Prompt » Omit every picture and output the rest of the records exactly as they are.

Input material »
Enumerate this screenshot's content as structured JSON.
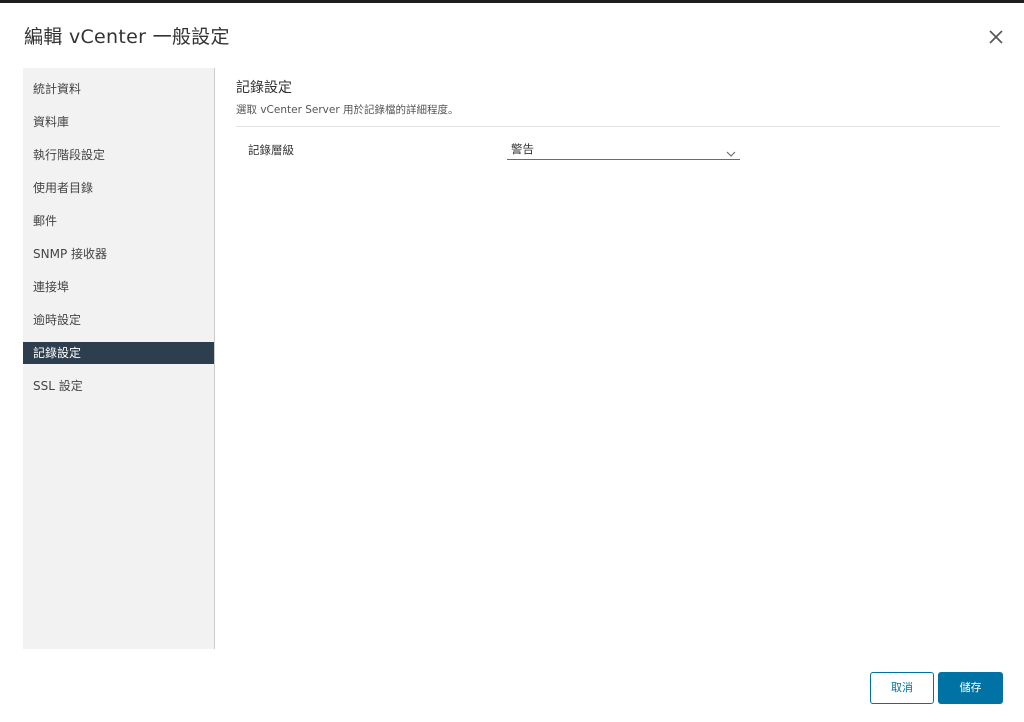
{
  "dialog": {
    "title": "編輯 vCenter 一般設定",
    "close_icon": "close-icon"
  },
  "sidebar": {
    "items": [
      {
        "label": "統計資料",
        "active": false
      },
      {
        "label": "資料庫",
        "active": false
      },
      {
        "label": "執行階段設定",
        "active": false
      },
      {
        "label": "使用者目錄",
        "active": false
      },
      {
        "label": "郵件",
        "active": false
      },
      {
        "label": "SNMP 接收器",
        "active": false
      },
      {
        "label": "連接埠",
        "active": false
      },
      {
        "label": "逾時設定",
        "active": false
      },
      {
        "label": "記錄設定",
        "active": true
      },
      {
        "label": "SSL 設定",
        "active": false
      }
    ]
  },
  "main": {
    "section_title": "記錄設定",
    "section_description": "選取 vCenter Server 用於記錄檔的詳細程度。",
    "field_label": "記錄層級",
    "field_value": "警告",
    "chevron_icon": "chevron-down-icon"
  },
  "footer": {
    "cancel_label": "取消",
    "save_label": "儲存"
  },
  "colors": {
    "active_item_bg": "#2d3e4f",
    "primary": "#0072a3",
    "sidebar_bg": "#f2f2f2"
  }
}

Exercise solution »
Enumerate this screenshot's content as structured JSON.
{
  "dialog": {
    "title": "編輯 vCenter 一般設定",
    "close_icon": "close-icon"
  },
  "sidebar": {
    "items": [
      {
        "label": "統計資料",
        "active": false
      },
      {
        "label": "資料庫",
        "active": false
      },
      {
        "label": "執行階段設定",
        "active": false
      },
      {
        "label": "使用者目錄",
        "active": false
      },
      {
        "label": "郵件",
        "active": false
      },
      {
        "label": "SNMP 接收器",
        "active": false
      },
      {
        "label": "連接埠",
        "active": false
      },
      {
        "label": "逾時設定",
        "active": false
      },
      {
        "label": "記錄設定",
        "active": true
      },
      {
        "label": "SSL 設定",
        "active": false
      }
    ]
  },
  "main": {
    "section_title": "記錄設定",
    "section_description": "選取 vCenter Server 用於記錄檔的詳細程度。",
    "field_label": "記錄層級",
    "field_value": "警告",
    "chevron_icon": "chevron-down-icon"
  },
  "footer": {
    "cancel_label": "取消",
    "save_label": "儲存"
  },
  "colors": {
    "active_item_bg": "#2d3e4f",
    "primary": "#0072a3",
    "sidebar_bg": "#f2f2f2"
  }
}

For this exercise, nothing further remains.